→ The request
Check each line of the material below for "Gross", then copy the ones that contain it.

→ Exercise inputs

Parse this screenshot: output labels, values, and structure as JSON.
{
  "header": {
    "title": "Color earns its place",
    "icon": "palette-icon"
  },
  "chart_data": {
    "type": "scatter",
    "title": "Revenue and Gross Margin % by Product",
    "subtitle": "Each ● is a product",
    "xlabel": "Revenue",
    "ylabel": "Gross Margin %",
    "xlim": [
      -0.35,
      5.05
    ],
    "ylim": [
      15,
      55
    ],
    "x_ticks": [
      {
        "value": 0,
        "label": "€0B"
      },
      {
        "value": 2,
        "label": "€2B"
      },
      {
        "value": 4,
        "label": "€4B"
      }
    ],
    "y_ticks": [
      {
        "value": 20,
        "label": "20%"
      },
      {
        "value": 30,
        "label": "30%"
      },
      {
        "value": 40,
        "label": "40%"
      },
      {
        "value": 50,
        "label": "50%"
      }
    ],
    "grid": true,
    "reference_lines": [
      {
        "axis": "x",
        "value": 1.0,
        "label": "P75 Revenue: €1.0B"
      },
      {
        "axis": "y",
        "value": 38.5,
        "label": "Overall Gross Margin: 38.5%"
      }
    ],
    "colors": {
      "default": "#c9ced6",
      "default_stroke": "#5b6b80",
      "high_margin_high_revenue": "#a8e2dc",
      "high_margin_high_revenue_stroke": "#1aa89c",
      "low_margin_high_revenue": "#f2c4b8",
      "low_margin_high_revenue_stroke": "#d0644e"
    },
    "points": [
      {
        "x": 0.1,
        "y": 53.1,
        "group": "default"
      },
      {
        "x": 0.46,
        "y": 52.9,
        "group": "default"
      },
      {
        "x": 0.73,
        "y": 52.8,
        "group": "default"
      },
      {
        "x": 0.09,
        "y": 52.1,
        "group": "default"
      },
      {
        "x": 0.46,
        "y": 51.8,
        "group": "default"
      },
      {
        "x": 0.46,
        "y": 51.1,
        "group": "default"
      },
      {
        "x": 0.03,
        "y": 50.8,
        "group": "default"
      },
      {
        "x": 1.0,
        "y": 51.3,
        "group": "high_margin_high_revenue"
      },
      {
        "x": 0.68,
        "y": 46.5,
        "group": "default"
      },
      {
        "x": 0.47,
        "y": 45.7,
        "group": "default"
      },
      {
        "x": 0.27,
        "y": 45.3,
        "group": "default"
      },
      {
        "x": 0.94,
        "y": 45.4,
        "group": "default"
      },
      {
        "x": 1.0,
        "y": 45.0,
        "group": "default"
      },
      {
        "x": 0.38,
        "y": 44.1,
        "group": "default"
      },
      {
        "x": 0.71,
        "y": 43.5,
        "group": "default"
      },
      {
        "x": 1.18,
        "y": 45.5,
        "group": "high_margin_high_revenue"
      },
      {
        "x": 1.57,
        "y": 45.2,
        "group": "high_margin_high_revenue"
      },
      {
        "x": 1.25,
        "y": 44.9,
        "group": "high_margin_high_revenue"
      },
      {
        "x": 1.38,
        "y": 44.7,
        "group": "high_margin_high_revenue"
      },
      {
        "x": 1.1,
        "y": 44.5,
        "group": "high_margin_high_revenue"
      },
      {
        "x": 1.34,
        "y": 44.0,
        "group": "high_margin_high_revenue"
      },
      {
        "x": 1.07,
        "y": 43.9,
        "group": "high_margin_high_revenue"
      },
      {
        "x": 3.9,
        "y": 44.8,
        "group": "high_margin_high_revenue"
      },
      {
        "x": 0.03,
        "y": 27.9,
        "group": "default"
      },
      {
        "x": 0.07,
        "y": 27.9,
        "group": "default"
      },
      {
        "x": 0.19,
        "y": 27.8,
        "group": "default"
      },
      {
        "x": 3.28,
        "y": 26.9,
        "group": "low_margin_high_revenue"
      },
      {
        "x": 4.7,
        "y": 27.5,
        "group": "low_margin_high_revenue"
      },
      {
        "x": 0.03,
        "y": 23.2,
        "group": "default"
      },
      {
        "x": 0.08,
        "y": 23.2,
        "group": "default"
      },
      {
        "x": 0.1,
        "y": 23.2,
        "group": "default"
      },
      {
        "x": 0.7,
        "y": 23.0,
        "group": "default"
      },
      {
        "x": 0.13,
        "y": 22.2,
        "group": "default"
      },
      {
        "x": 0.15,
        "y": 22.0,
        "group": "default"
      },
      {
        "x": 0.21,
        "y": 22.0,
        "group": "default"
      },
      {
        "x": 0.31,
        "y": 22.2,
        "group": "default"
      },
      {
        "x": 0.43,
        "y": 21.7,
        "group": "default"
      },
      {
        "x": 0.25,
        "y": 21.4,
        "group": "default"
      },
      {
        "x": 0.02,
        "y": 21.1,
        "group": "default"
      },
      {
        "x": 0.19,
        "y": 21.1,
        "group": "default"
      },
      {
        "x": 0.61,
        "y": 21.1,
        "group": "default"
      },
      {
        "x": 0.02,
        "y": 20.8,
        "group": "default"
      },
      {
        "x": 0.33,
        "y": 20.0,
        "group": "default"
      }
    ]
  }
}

→ Output of the task
    "title": "Revenue and Gross Margin % by Product",
    "ylabel": "Gross Margin %",
        "label": "Overall Gross Margin: 38.5%"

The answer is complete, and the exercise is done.